* _GOAL_
Determine how many lines below hold the string "title". Reply with the number alone.

* _INPUT MATERIAL_
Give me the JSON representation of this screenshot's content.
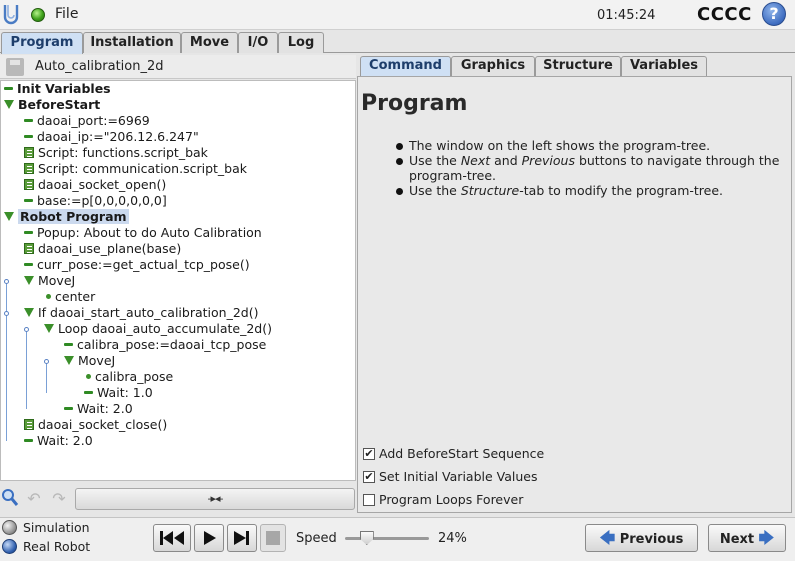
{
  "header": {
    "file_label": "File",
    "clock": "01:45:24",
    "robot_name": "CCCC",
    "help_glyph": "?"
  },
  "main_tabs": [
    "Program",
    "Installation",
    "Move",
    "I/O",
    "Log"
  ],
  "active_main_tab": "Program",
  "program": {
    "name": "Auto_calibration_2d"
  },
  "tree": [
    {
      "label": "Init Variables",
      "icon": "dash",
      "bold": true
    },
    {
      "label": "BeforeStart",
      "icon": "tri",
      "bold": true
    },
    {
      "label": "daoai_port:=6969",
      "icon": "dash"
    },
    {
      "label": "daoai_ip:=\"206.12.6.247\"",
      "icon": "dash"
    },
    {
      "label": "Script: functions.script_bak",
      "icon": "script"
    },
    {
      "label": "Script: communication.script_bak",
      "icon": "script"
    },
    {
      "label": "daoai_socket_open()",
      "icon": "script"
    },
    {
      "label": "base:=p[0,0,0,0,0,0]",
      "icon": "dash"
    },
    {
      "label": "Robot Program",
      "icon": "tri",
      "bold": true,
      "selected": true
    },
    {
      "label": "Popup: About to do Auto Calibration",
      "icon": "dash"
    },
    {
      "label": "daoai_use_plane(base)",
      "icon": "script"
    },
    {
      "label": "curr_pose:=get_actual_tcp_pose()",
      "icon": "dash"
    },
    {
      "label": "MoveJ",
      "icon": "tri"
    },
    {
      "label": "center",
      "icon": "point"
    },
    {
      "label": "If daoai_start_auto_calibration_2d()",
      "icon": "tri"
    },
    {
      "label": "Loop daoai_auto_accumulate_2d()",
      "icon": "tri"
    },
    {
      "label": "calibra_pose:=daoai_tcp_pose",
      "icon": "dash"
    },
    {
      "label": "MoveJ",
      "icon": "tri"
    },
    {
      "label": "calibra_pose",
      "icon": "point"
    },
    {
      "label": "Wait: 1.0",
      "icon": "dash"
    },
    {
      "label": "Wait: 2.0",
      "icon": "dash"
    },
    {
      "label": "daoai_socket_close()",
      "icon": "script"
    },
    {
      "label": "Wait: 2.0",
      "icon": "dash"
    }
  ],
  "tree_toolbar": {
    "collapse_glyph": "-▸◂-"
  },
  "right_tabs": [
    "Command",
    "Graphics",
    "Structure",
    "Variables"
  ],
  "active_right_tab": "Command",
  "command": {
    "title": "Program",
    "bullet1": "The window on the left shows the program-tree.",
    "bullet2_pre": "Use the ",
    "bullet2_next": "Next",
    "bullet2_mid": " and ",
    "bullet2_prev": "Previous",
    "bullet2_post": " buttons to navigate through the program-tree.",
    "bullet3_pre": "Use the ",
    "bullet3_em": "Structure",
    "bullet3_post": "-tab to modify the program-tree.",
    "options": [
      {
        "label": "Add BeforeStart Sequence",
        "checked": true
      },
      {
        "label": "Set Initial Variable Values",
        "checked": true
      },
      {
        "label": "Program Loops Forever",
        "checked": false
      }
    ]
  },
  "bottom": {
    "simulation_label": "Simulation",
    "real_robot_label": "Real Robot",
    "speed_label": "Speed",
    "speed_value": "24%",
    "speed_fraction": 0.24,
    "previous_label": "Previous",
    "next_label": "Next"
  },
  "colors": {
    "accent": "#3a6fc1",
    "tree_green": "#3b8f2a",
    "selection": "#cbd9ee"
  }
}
--
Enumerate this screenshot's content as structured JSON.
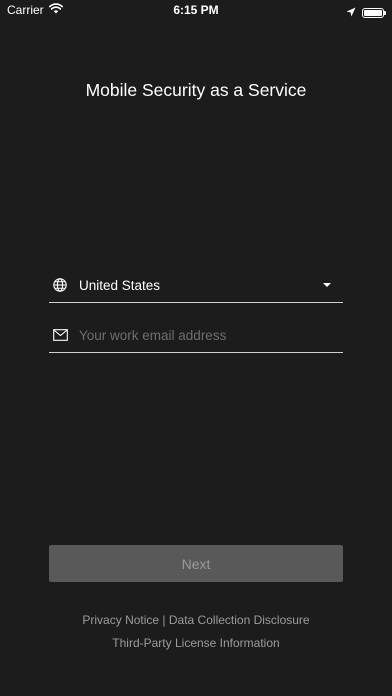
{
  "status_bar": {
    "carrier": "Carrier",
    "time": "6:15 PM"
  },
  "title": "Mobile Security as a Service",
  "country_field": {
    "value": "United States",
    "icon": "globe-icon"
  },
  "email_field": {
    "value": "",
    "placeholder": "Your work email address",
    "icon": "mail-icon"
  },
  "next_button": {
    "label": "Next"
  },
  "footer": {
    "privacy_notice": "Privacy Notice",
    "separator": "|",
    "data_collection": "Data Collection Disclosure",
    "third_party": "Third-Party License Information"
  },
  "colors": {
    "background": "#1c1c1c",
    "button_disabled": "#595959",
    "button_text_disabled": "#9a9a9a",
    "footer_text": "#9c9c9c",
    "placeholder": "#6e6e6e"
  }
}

* _THE SOLUTION_
2